→ **DIRECTIONS FOR THIS TASK**: From the entries below, please gather each line containing the string "dengan".

→ **DATA SHOWN**:
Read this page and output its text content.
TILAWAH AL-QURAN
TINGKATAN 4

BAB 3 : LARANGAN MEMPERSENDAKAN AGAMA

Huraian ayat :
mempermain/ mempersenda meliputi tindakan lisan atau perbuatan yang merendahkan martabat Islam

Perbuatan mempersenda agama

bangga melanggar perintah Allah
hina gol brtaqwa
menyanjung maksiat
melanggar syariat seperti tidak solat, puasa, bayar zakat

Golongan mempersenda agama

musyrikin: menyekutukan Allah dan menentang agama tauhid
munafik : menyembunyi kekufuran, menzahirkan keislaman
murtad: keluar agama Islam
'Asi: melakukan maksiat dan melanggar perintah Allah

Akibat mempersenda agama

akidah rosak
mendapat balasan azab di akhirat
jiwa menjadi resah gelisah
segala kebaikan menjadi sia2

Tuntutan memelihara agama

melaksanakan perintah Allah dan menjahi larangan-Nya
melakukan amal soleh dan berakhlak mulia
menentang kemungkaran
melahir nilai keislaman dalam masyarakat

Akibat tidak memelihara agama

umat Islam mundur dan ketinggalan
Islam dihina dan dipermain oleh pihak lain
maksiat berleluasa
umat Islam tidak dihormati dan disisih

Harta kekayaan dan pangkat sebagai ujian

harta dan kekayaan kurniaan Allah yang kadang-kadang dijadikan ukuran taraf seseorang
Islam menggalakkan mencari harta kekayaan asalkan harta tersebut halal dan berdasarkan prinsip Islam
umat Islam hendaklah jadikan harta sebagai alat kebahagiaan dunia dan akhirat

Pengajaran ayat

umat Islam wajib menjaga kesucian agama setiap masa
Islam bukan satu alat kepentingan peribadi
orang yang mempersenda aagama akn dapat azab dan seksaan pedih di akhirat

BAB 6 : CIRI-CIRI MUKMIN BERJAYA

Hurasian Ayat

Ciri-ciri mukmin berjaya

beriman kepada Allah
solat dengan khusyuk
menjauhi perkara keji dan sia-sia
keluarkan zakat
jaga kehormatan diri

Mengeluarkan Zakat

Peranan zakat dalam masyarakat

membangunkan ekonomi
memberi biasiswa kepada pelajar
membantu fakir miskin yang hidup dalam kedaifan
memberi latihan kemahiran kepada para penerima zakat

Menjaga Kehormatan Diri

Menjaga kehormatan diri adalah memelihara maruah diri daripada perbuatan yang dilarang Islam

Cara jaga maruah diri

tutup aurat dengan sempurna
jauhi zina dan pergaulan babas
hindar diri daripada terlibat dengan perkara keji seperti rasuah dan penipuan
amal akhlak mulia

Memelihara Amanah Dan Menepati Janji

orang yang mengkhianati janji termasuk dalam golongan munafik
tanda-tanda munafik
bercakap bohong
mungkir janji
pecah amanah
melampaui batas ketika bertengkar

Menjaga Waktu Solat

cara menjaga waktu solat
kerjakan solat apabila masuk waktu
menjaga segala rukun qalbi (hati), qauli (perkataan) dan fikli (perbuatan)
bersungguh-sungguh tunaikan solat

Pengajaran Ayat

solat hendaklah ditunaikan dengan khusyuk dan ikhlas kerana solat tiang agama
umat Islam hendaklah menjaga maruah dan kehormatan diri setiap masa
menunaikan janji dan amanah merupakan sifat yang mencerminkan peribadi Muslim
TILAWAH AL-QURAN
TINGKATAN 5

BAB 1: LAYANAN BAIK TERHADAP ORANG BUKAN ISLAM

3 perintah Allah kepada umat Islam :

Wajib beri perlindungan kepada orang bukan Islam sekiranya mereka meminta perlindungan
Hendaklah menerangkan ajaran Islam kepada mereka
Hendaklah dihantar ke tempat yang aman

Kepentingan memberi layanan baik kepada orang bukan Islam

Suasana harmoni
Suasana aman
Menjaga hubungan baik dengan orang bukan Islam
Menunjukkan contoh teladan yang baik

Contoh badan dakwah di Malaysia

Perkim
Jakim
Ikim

→ **PROBLEM SOLUTION**:
solat dengan khusyuk
tutup aurat dengan sempurna
hindar diri daripada terlibat dengan perkara keji seperti rasuah dan penipuan
solat hendaklah ditunaikan dengan khusyuk dan ikhlas kerana solat tiang agama
Menjaga hubungan baik dengan orang bukan Islam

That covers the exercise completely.